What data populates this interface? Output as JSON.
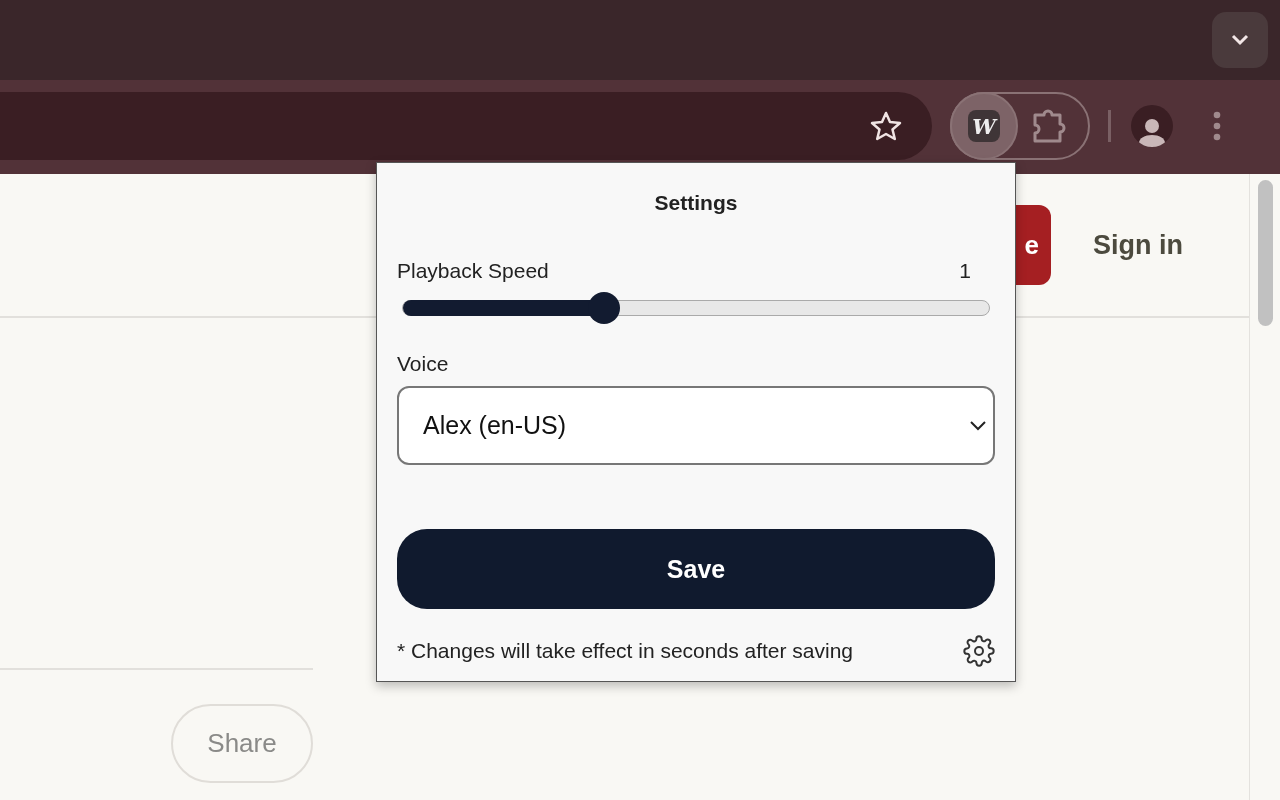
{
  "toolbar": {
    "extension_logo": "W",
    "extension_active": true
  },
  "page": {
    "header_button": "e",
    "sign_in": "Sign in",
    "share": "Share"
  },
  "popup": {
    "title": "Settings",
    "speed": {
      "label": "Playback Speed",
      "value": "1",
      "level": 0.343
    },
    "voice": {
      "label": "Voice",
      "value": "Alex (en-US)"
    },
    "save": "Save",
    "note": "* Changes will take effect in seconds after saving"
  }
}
==
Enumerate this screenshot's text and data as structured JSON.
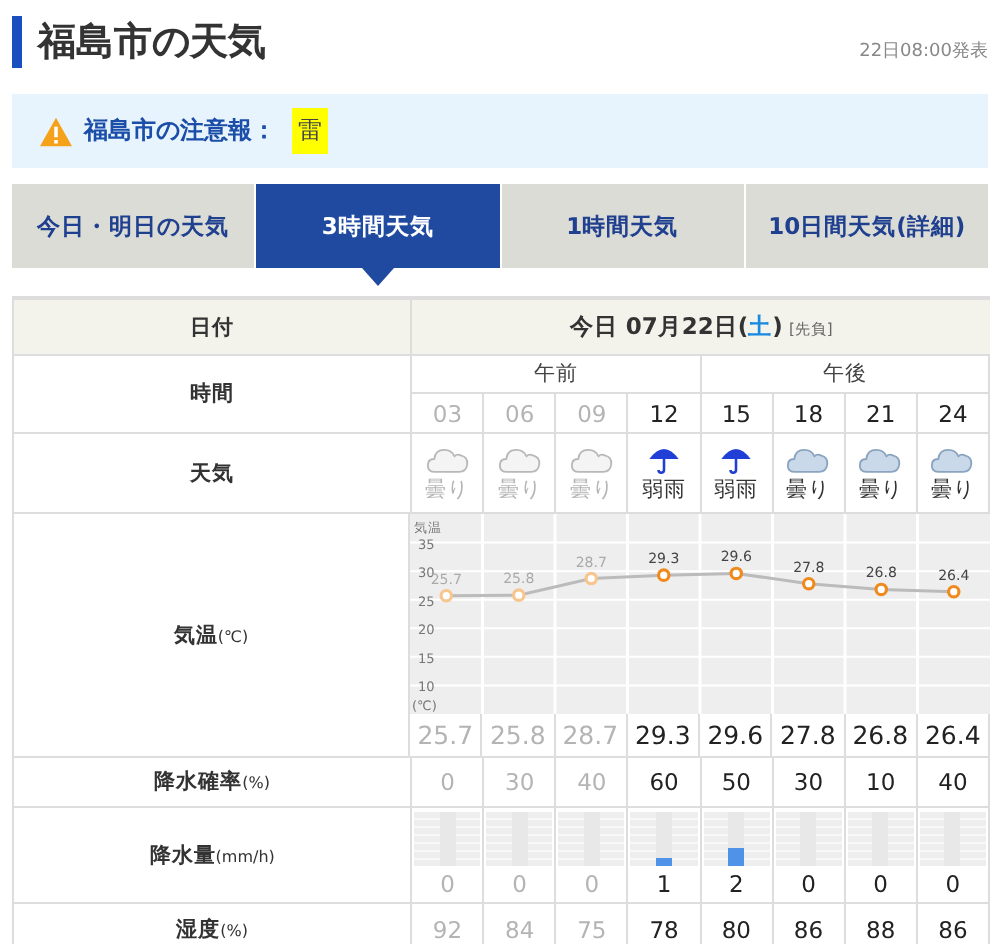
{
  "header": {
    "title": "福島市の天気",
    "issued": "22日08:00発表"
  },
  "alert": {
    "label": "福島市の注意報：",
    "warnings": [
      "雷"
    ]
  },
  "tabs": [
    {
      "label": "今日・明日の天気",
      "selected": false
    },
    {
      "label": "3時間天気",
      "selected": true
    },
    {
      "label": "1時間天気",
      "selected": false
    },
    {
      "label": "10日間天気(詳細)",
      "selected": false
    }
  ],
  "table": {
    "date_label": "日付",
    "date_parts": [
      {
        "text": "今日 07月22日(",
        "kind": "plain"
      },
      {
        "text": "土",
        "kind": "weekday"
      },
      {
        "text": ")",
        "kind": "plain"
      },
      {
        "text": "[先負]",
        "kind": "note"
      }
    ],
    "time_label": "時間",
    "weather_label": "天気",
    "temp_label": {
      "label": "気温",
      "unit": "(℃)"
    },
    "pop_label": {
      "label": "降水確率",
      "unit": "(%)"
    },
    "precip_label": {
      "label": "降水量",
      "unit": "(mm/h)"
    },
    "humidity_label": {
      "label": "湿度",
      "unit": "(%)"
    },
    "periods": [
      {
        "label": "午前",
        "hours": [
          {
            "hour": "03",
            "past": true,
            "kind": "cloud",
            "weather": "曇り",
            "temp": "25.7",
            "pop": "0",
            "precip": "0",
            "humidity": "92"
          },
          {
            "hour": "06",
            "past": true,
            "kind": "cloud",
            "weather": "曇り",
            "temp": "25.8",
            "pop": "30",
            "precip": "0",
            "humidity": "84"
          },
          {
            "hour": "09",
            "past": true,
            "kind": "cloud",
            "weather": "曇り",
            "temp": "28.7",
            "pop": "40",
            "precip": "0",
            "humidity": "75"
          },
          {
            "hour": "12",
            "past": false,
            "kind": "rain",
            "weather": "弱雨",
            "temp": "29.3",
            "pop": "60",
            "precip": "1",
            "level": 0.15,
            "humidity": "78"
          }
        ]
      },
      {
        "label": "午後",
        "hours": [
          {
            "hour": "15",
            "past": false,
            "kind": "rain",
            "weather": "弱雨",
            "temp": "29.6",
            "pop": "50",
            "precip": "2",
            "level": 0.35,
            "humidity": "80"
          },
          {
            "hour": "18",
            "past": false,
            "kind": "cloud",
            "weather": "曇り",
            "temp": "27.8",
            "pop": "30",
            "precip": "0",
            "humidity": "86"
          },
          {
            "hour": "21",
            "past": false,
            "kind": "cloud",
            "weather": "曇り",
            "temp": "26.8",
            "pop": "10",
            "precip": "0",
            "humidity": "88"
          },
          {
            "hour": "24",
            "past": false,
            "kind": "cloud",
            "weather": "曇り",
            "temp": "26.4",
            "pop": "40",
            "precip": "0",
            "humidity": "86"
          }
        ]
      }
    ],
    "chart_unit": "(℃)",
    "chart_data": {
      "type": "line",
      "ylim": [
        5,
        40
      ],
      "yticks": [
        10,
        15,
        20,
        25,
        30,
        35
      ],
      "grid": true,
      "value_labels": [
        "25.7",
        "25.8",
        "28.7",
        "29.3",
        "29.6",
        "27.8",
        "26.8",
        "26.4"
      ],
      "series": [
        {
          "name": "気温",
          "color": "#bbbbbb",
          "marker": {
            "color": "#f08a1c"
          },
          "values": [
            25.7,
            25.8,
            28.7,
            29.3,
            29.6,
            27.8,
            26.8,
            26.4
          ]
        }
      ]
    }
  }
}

◆ Written exercise ◆
Every line above that contains the word "JSON" should be reported.

◆ Written answer ◆
What data populates this interface? Output as JSON.
Enumerate this screenshot's text and data as structured JSON.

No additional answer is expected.